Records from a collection
········

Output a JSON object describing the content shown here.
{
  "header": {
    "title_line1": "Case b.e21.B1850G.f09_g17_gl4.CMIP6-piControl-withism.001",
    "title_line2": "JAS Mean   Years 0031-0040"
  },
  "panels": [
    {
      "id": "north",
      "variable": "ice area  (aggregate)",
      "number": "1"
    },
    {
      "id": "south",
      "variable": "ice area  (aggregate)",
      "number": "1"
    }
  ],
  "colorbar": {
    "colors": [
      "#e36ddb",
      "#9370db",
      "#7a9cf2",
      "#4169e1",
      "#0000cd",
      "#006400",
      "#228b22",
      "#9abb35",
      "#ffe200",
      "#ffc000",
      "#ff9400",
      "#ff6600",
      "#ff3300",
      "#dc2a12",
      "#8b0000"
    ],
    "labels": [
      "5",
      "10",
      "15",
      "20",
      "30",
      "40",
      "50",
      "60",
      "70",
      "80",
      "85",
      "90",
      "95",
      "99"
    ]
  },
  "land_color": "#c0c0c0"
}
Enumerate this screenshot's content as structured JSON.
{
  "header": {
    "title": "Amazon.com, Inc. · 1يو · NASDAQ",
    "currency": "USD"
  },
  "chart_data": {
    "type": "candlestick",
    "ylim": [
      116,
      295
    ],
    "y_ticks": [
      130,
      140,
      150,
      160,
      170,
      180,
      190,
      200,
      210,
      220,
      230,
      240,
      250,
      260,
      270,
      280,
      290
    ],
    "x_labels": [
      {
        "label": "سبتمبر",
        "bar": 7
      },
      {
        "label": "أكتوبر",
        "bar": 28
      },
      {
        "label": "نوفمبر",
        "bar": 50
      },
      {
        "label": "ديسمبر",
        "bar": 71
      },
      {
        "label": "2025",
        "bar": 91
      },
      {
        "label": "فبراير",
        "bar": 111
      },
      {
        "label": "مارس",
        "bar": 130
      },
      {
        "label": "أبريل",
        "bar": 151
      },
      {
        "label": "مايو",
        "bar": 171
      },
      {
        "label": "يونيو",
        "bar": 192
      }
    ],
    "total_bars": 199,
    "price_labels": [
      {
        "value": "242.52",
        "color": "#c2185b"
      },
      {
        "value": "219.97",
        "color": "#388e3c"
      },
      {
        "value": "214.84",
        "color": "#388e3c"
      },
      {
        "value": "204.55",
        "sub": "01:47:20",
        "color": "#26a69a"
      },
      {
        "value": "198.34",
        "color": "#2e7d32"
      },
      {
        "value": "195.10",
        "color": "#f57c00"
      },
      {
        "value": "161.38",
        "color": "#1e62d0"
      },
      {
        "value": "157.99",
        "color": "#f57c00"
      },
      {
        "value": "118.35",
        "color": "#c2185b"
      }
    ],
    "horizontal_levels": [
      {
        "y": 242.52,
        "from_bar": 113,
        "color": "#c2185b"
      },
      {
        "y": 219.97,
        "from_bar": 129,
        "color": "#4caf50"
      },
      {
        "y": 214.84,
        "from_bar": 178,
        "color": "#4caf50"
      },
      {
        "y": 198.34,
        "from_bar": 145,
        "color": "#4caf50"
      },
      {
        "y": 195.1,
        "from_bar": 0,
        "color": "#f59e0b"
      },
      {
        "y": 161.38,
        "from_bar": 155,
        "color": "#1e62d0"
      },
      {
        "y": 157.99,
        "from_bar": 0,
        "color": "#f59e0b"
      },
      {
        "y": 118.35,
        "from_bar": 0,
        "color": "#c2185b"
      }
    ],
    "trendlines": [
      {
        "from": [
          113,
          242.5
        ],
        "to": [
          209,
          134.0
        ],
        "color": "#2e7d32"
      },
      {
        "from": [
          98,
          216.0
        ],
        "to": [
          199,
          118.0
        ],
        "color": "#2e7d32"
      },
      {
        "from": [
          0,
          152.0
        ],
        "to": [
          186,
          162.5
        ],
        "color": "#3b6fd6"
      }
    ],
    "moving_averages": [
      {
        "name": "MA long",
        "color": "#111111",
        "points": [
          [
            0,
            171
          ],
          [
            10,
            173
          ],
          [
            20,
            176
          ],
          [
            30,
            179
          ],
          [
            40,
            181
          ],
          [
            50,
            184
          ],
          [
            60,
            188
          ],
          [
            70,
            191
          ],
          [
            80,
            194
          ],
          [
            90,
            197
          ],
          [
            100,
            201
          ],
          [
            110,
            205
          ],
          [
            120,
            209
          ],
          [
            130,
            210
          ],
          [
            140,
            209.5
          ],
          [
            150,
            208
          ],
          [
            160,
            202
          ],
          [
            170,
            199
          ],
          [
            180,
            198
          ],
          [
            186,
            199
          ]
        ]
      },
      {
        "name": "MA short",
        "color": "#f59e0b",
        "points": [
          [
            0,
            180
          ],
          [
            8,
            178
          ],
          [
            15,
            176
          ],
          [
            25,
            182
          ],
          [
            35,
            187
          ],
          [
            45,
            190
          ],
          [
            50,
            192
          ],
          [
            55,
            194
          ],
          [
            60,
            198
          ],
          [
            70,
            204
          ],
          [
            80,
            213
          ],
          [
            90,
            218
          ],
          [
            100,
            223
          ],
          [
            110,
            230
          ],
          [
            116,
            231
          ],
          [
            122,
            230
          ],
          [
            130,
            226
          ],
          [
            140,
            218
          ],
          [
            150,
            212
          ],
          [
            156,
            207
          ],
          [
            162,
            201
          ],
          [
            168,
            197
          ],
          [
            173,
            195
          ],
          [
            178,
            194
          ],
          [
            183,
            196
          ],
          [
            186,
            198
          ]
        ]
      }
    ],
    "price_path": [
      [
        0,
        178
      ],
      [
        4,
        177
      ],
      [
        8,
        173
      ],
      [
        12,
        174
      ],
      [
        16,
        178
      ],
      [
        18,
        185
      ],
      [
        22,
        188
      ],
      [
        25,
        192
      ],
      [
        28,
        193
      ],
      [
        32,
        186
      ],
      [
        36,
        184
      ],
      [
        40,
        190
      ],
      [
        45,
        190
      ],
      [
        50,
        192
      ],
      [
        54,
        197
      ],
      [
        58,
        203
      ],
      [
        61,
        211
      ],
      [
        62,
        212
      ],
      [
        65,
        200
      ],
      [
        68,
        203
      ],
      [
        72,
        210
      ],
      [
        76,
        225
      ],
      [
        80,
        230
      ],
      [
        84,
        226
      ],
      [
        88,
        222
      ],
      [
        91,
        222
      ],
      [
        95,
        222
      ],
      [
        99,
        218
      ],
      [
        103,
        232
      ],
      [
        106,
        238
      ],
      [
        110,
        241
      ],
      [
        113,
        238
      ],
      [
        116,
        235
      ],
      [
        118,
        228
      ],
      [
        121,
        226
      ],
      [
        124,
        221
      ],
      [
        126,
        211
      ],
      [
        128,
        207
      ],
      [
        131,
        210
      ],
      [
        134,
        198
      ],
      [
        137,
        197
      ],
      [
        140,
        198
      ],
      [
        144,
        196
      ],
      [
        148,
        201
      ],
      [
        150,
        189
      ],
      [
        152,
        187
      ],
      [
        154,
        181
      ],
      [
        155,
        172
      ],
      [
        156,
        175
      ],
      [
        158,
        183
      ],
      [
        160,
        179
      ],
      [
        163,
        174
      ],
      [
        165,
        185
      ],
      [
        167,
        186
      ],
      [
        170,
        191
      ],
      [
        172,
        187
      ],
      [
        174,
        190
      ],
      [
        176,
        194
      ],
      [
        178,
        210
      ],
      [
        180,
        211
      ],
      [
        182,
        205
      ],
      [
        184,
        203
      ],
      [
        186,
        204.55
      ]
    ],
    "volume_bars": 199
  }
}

········

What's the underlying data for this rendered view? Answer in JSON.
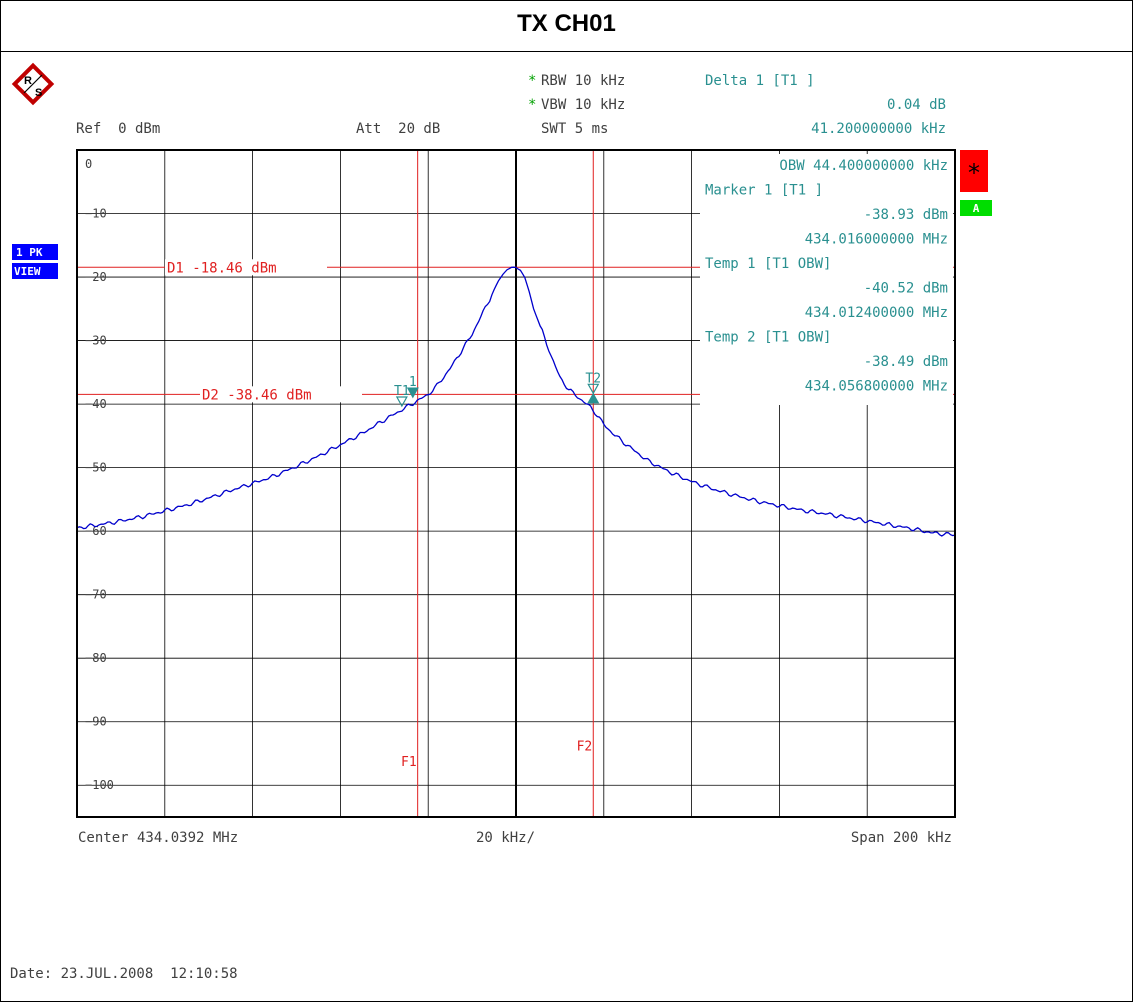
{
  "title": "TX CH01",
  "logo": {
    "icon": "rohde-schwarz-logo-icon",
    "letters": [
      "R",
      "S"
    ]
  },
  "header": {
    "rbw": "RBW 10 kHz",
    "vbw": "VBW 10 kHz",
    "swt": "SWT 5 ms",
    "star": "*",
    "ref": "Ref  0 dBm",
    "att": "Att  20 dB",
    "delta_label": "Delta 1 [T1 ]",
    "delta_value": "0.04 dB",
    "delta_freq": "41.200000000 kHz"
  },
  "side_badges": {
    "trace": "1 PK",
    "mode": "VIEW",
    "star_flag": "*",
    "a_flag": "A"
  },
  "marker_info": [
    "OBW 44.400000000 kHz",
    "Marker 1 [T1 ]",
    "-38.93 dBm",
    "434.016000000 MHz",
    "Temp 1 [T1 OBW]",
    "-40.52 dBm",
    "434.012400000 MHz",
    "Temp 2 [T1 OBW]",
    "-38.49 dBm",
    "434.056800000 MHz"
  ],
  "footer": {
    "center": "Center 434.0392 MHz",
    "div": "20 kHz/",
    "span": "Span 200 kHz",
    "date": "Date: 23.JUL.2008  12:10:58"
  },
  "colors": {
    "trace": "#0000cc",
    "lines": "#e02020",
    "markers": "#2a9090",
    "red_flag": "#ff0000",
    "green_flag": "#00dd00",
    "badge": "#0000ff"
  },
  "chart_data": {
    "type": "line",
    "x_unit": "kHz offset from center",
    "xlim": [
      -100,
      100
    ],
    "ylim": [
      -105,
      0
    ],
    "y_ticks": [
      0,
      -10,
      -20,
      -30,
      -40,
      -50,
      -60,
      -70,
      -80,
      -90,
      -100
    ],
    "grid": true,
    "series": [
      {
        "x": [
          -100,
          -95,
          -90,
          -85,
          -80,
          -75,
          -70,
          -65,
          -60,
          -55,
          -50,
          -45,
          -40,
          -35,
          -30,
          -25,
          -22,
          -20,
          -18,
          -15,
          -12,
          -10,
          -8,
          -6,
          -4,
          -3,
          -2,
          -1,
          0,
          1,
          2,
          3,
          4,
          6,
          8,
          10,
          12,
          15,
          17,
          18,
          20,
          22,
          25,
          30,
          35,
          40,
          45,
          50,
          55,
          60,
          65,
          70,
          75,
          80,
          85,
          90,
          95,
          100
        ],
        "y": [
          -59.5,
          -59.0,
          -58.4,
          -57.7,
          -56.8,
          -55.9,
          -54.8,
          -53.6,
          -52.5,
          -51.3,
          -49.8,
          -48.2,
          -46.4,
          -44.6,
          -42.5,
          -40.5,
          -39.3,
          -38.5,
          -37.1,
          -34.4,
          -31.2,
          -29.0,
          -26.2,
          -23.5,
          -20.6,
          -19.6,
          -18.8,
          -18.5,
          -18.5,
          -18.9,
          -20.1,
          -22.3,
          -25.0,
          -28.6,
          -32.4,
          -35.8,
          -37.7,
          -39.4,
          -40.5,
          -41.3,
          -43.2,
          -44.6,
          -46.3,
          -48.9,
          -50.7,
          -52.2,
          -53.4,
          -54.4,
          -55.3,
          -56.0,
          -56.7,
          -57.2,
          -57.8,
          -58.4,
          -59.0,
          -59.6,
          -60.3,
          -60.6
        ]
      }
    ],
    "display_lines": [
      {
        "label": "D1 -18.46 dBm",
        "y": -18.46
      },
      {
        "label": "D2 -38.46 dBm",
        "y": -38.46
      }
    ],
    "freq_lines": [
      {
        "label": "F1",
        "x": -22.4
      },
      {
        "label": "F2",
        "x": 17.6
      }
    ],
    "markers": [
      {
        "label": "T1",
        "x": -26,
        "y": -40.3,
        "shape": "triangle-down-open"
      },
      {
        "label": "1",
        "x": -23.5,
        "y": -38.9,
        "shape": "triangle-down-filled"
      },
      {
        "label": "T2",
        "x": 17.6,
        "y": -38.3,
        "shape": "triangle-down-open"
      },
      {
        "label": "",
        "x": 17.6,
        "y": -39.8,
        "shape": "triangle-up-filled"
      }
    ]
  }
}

········

__Stated exercise__: Where a line contains "center", copy that line.

__Problem solution__:
    "center": "Center 434.0392 MHz",
    "x_unit": "kHz offset from center",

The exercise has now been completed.